* Directions for this task *
Work out how many lines in the entries contain the string "only", and give nothing but that number.

□ □ □ □ □

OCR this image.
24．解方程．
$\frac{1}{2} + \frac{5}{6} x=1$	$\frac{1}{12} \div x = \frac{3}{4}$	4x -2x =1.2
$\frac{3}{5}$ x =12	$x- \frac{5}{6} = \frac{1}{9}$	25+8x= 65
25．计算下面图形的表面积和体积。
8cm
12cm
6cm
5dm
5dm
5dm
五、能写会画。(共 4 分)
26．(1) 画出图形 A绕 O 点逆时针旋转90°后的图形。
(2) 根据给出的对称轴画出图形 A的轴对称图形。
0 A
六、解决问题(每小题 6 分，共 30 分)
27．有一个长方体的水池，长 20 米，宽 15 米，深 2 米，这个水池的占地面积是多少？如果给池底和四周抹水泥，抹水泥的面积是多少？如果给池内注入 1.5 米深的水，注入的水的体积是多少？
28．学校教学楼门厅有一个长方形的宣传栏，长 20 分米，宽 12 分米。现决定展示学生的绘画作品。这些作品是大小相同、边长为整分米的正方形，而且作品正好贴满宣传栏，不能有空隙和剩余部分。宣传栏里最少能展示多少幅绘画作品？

□ □ □ □ □

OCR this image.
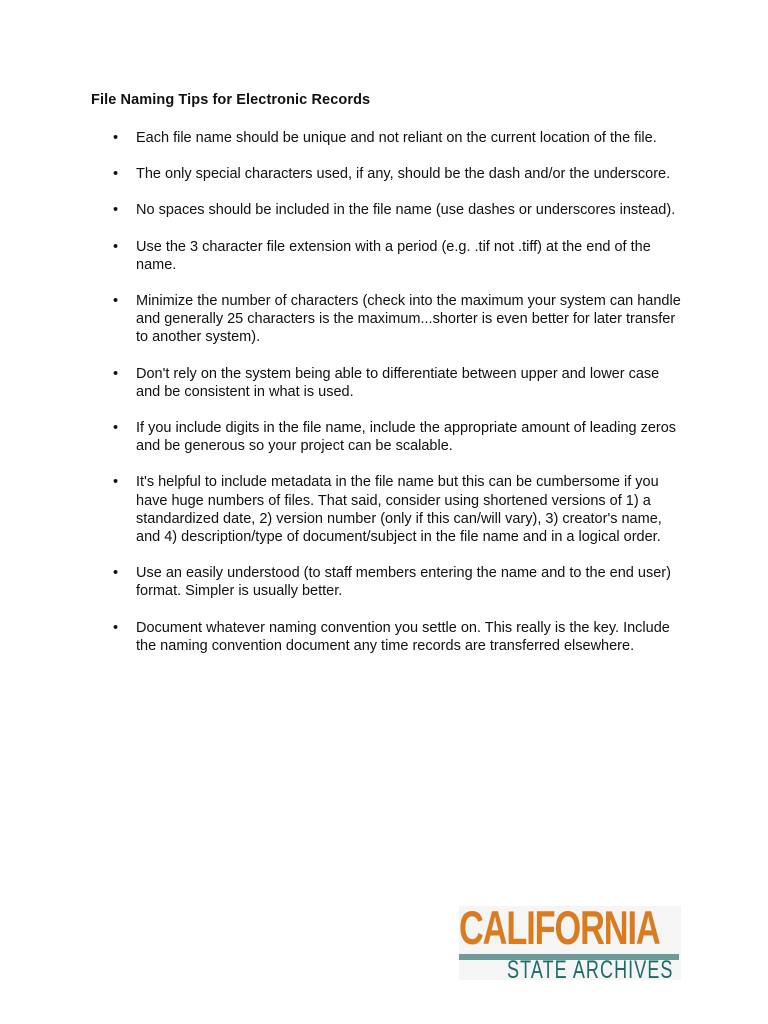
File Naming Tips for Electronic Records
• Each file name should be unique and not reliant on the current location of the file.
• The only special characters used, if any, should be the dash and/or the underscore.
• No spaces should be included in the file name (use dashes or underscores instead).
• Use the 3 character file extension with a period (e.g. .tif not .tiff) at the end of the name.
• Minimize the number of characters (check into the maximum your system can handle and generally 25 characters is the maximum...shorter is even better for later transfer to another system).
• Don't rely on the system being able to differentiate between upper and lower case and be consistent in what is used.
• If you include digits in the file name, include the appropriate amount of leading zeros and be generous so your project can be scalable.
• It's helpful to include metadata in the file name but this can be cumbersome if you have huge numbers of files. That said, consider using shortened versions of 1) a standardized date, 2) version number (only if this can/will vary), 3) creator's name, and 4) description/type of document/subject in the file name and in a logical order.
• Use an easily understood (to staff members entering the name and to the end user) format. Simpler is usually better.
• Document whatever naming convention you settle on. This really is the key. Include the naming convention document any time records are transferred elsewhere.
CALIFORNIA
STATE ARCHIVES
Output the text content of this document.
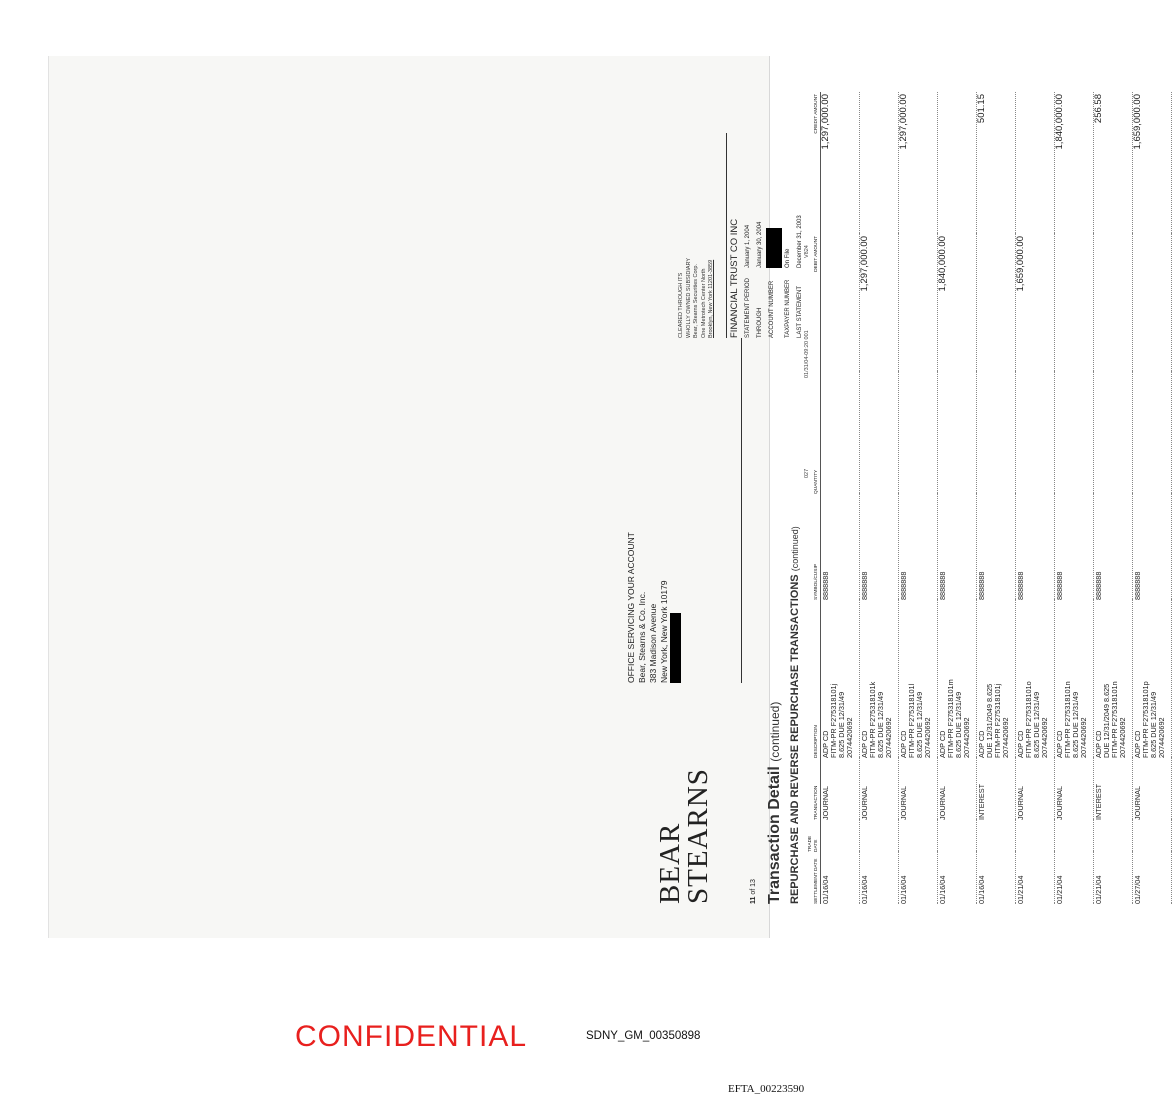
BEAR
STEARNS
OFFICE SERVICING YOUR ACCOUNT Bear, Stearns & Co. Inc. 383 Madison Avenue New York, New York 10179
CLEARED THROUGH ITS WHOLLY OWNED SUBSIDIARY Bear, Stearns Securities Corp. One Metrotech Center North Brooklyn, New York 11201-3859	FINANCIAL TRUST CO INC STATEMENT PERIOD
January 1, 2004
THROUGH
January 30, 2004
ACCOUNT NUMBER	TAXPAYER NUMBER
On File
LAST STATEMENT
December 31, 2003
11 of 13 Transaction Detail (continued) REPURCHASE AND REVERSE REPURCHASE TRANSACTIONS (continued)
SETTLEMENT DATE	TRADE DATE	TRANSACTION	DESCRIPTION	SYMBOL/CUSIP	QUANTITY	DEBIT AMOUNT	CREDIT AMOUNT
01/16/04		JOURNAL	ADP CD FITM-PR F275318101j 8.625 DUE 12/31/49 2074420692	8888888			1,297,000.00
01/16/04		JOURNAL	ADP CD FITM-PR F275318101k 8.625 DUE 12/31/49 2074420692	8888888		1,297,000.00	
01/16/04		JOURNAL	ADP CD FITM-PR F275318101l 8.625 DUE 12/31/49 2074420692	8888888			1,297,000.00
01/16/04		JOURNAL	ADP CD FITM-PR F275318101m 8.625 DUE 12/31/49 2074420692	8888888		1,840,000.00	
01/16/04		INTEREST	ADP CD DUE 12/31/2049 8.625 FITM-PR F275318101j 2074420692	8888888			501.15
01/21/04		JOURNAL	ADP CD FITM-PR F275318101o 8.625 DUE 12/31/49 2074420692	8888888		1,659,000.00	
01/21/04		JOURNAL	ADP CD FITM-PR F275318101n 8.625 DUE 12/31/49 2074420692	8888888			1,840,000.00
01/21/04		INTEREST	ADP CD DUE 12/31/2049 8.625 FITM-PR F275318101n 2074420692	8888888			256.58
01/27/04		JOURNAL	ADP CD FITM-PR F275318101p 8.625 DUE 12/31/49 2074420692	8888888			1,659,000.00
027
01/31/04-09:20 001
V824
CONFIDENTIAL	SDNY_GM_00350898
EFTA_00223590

□ □ □ □ □

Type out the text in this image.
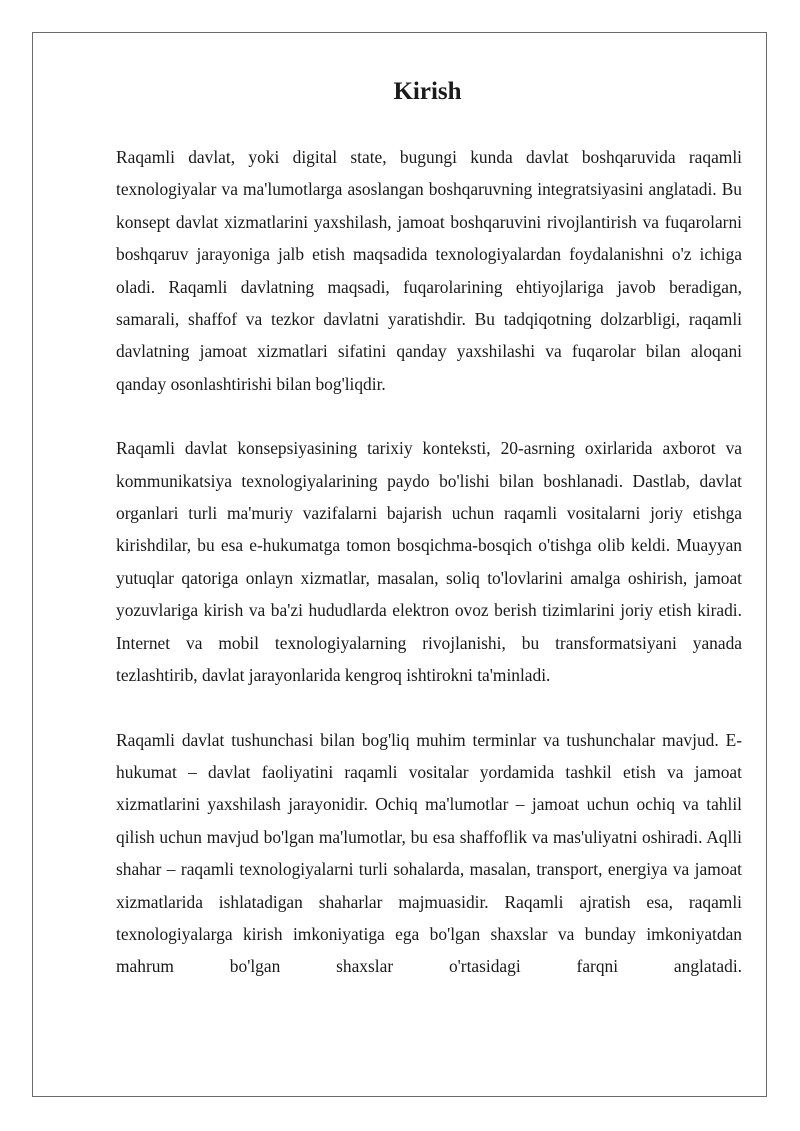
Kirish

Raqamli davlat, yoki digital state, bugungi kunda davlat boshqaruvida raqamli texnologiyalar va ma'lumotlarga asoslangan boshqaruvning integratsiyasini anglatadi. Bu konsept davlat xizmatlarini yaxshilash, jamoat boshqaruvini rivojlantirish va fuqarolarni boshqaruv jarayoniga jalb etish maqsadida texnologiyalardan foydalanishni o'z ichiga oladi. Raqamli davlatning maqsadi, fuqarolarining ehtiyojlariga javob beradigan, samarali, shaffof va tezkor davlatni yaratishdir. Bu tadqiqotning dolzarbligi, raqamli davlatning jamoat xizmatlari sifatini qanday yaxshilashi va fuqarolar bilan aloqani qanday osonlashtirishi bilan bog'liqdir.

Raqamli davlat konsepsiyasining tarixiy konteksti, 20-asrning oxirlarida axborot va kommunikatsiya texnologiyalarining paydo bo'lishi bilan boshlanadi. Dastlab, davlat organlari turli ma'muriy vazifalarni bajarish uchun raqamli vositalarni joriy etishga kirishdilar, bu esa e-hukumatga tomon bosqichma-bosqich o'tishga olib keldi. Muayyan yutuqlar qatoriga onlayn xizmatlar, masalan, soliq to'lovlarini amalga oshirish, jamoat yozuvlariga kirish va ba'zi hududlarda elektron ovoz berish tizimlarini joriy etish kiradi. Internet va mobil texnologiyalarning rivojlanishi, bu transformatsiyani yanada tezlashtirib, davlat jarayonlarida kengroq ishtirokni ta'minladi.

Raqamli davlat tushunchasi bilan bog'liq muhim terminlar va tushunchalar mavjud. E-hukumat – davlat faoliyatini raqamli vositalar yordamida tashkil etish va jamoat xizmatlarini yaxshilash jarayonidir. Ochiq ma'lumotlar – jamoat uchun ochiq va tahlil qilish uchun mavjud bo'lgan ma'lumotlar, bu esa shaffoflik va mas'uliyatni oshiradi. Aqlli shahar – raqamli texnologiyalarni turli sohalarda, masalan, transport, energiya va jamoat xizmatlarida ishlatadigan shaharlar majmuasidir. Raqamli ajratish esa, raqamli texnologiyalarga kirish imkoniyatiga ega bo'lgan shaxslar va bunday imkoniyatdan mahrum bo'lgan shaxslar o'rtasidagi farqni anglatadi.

□ □ □ □ □

* Written answer *
2